[Figure contents as structured data]

============================================================

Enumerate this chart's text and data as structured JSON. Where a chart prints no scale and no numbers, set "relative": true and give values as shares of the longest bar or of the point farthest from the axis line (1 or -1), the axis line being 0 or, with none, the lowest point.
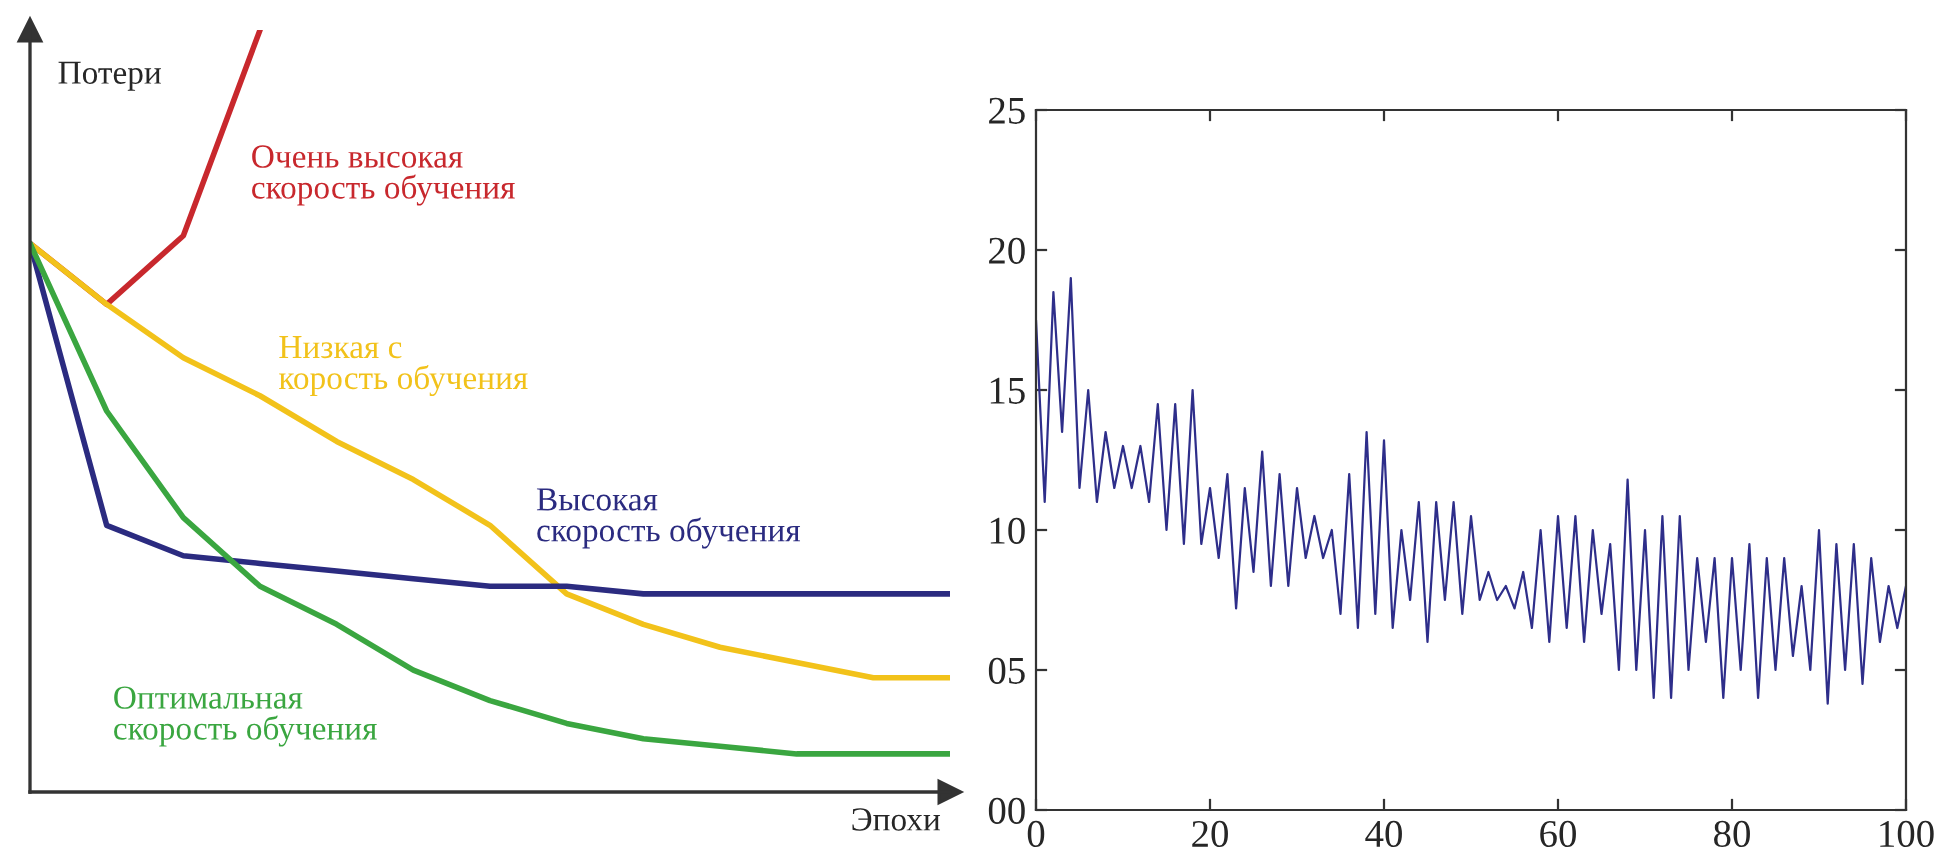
{
  "chart_data": [
    {
      "type": "line",
      "relative": true,
      "xlabel": "Эпохи",
      "ylabel": "Потери",
      "grid": false,
      "legend": false,
      "marker": "none",
      "line_style": "solid",
      "categories": [
        null,
        null,
        null,
        null,
        null,
        null,
        null,
        null,
        null,
        null,
        null,
        null,
        null
      ],
      "series": [
        {
          "name": "Очень высокая\nскорость обучения",
          "color": "#c8282d",
          "values": [
            0.72,
            0.64,
            0.73,
            1.0,
            null,
            null,
            null,
            null,
            null,
            null,
            null,
            null,
            null
          ]
        },
        {
          "name": "Низкая с\nкорость обучения",
          "color": "#f2c21a",
          "values": [
            0.72,
            0.64,
            0.57,
            0.52,
            0.46,
            0.41,
            0.35,
            0.26,
            0.22,
            0.19,
            0.17,
            0.15,
            0.15
          ]
        },
        {
          "name": "Высокая\nскорость обучения",
          "color": "#2b2b80",
          "values": [
            0.72,
            0.35,
            0.31,
            0.3,
            0.29,
            0.28,
            0.27,
            0.27,
            0.26,
            0.26,
            0.26,
            0.26,
            0.26
          ]
        },
        {
          "name": "Оптимальная\nскорость обучения",
          "color": "#3aa640",
          "values": [
            0.72,
            0.5,
            0.36,
            0.27,
            0.22,
            0.16,
            0.12,
            0.09,
            0.07,
            0.06,
            0.05,
            0.05,
            0.05
          ]
        }
      ]
    },
    {
      "type": "line",
      "grid": false,
      "legend": false,
      "marker": "none",
      "line_style": "solid",
      "xlim": [
        0,
        100
      ],
      "xticks": [
        0,
        20,
        40,
        60,
        80,
        100
      ],
      "ylim": [
        0,
        25
      ],
      "yticks": [
        {
          "value": 0,
          "label": "00"
        },
        {
          "value": 5,
          "label": "05"
        },
        {
          "value": 10,
          "label": "10"
        },
        {
          "value": 15,
          "label": "15"
        },
        {
          "value": 20,
          "label": "20"
        },
        {
          "value": 25,
          "label": "25"
        }
      ],
      "series": [
        {
          "color": "#2e2e8a",
          "x": [
            0,
            1,
            2,
            3,
            4,
            5,
            6,
            7,
            8,
            9,
            10,
            11,
            12,
            13,
            14,
            15,
            16,
            17,
            18,
            19,
            20,
            21,
            22,
            23,
            24,
            25,
            26,
            27,
            28,
            29,
            30,
            31,
            32,
            33,
            34,
            35,
            36,
            37,
            38,
            39,
            40,
            41,
            42,
            43,
            44,
            45,
            46,
            47,
            48,
            49,
            50,
            51,
            52,
            53,
            54,
            55,
            56,
            57,
            58,
            59,
            60,
            61,
            62,
            63,
            64,
            65,
            66,
            67,
            68,
            69,
            70,
            71,
            72,
            73,
            74,
            75,
            76,
            77,
            78,
            79,
            80,
            81,
            82,
            83,
            84,
            85,
            86,
            87,
            88,
            89,
            90,
            91,
            92,
            93,
            94,
            95,
            96,
            97,
            98,
            99,
            100
          ],
          "values": [
            17.5,
            11,
            18.5,
            13.5,
            19,
            11.5,
            15,
            11,
            13.5,
            11.5,
            13,
            11.5,
            13,
            11,
            14.5,
            10,
            14.5,
            9.5,
            15,
            9.5,
            11.5,
            9,
            12,
            7.2,
            11.5,
            8.5,
            12.8,
            8,
            12,
            8,
            11.5,
            9,
            10.5,
            9,
            10,
            7,
            12,
            6.5,
            13.5,
            7,
            13.2,
            6.5,
            10,
            7.5,
            11,
            6,
            11,
            7.5,
            11,
            7,
            10.5,
            7.5,
            8.5,
            7.5,
            8,
            7.2,
            8.5,
            6.5,
            10,
            6,
            10.5,
            6.5,
            10.5,
            6,
            10,
            7,
            9.5,
            5,
            11.8,
            5,
            10,
            4,
            10.5,
            4,
            10.5,
            5,
            9,
            6,
            9,
            4,
            9,
            5,
            9.5,
            4,
            9,
            5,
            9,
            5.5,
            8,
            5,
            10,
            3.8,
            9.5,
            5,
            9.5,
            4.5,
            9,
            6,
            8,
            6.5,
            8
          ]
        }
      ]
    }
  ]
}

============================================================

Output the records above exactly; leave out the pictures.

Enumerate this chart's text and data as structured JSON. Where a chart prints no scale and no numbers, set "relative": true and give values as shares of the longest bar or of the point farthest from the axis line (1 or -1), the axis line being 0 or, with none, the lowest point.
{
  "chart_data": [
    {
      "type": "line",
      "relative": true,
      "xlabel": "Эпохи",
      "ylabel": "Потери",
      "grid": false,
      "legend": false,
      "marker": "none",
      "line_style": "solid",
      "categories": [
        null,
        null,
        null,
        null,
        null,
        null,
        null,
        null,
        null,
        null,
        null,
        null,
        null
      ],
      "series": [
        {
          "name": "Очень высокая\nскорость обучения",
          "color": "#c8282d",
          "values": [
            0.72,
            0.64,
            0.73,
            1.0,
            null,
            null,
            null,
            null,
            null,
            null,
            null,
            null,
            null
          ]
        },
        {
          "name": "Низкая с\nкорость обучения",
          "color": "#f2c21a",
          "values": [
            0.72,
            0.64,
            0.57,
            0.52,
            0.46,
            0.41,
            0.35,
            0.26,
            0.22,
            0.19,
            0.17,
            0.15,
            0.15
          ]
        },
        {
          "name": "Высокая\nскорость обучения",
          "color": "#2b2b80",
          "values": [
            0.72,
            0.35,
            0.31,
            0.3,
            0.29,
            0.28,
            0.27,
            0.27,
            0.26,
            0.26,
            0.26,
            0.26,
            0.26
          ]
        },
        {
          "name": "Оптимальная\nскорость обучения",
          "color": "#3aa640",
          "values": [
            0.72,
            0.5,
            0.36,
            0.27,
            0.22,
            0.16,
            0.12,
            0.09,
            0.07,
            0.06,
            0.05,
            0.05,
            0.05
          ]
        }
      ]
    },
    {
      "type": "line",
      "grid": false,
      "legend": false,
      "marker": "none",
      "line_style": "solid",
      "xlim": [
        0,
        100
      ],
      "xticks": [
        0,
        20,
        40,
        60,
        80,
        100
      ],
      "ylim": [
        0,
        25
      ],
      "yticks": [
        {
          "value": 0,
          "label": "00"
        },
        {
          "value": 5,
          "label": "05"
        },
        {
          "value": 10,
          "label": "10"
        },
        {
          "value": 15,
          "label": "15"
        },
        {
          "value": 20,
          "label": "20"
        },
        {
          "value": 25,
          "label": "25"
        }
      ],
      "series": [
        {
          "color": "#2e2e8a",
          "x": [
            0,
            1,
            2,
            3,
            4,
            5,
            6,
            7,
            8,
            9,
            10,
            11,
            12,
            13,
            14,
            15,
            16,
            17,
            18,
            19,
            20,
            21,
            22,
            23,
            24,
            25,
            26,
            27,
            28,
            29,
            30,
            31,
            32,
            33,
            34,
            35,
            36,
            37,
            38,
            39,
            40,
            41,
            42,
            43,
            44,
            45,
            46,
            47,
            48,
            49,
            50,
            51,
            52,
            53,
            54,
            55,
            56,
            57,
            58,
            59,
            60,
            61,
            62,
            63,
            64,
            65,
            66,
            67,
            68,
            69,
            70,
            71,
            72,
            73,
            74,
            75,
            76,
            77,
            78,
            79,
            80,
            81,
            82,
            83,
            84,
            85,
            86,
            87,
            88,
            89,
            90,
            91,
            92,
            93,
            94,
            95,
            96,
            97,
            98,
            99,
            100
          ],
          "values": [
            17.5,
            11,
            18.5,
            13.5,
            19,
            11.5,
            15,
            11,
            13.5,
            11.5,
            13,
            11.5,
            13,
            11,
            14.5,
            10,
            14.5,
            9.5,
            15,
            9.5,
            11.5,
            9,
            12,
            7.2,
            11.5,
            8.5,
            12.8,
            8,
            12,
            8,
            11.5,
            9,
            10.5,
            9,
            10,
            7,
            12,
            6.5,
            13.5,
            7,
            13.2,
            6.5,
            10,
            7.5,
            11,
            6,
            11,
            7.5,
            11,
            7,
            10.5,
            7.5,
            8.5,
            7.5,
            8,
            7.2,
            8.5,
            6.5,
            10,
            6,
            10.5,
            6.5,
            10.5,
            6,
            10,
            7,
            9.5,
            5,
            11.8,
            5,
            10,
            4,
            10.5,
            4,
            10.5,
            5,
            9,
            6,
            9,
            4,
            9,
            5,
            9.5,
            4,
            9,
            5,
            9,
            5.5,
            8,
            5,
            10,
            3.8,
            9.5,
            5,
            9.5,
            4.5,
            9,
            6,
            8,
            6.5,
            8
          ]
        }
      ]
    }
  ]
}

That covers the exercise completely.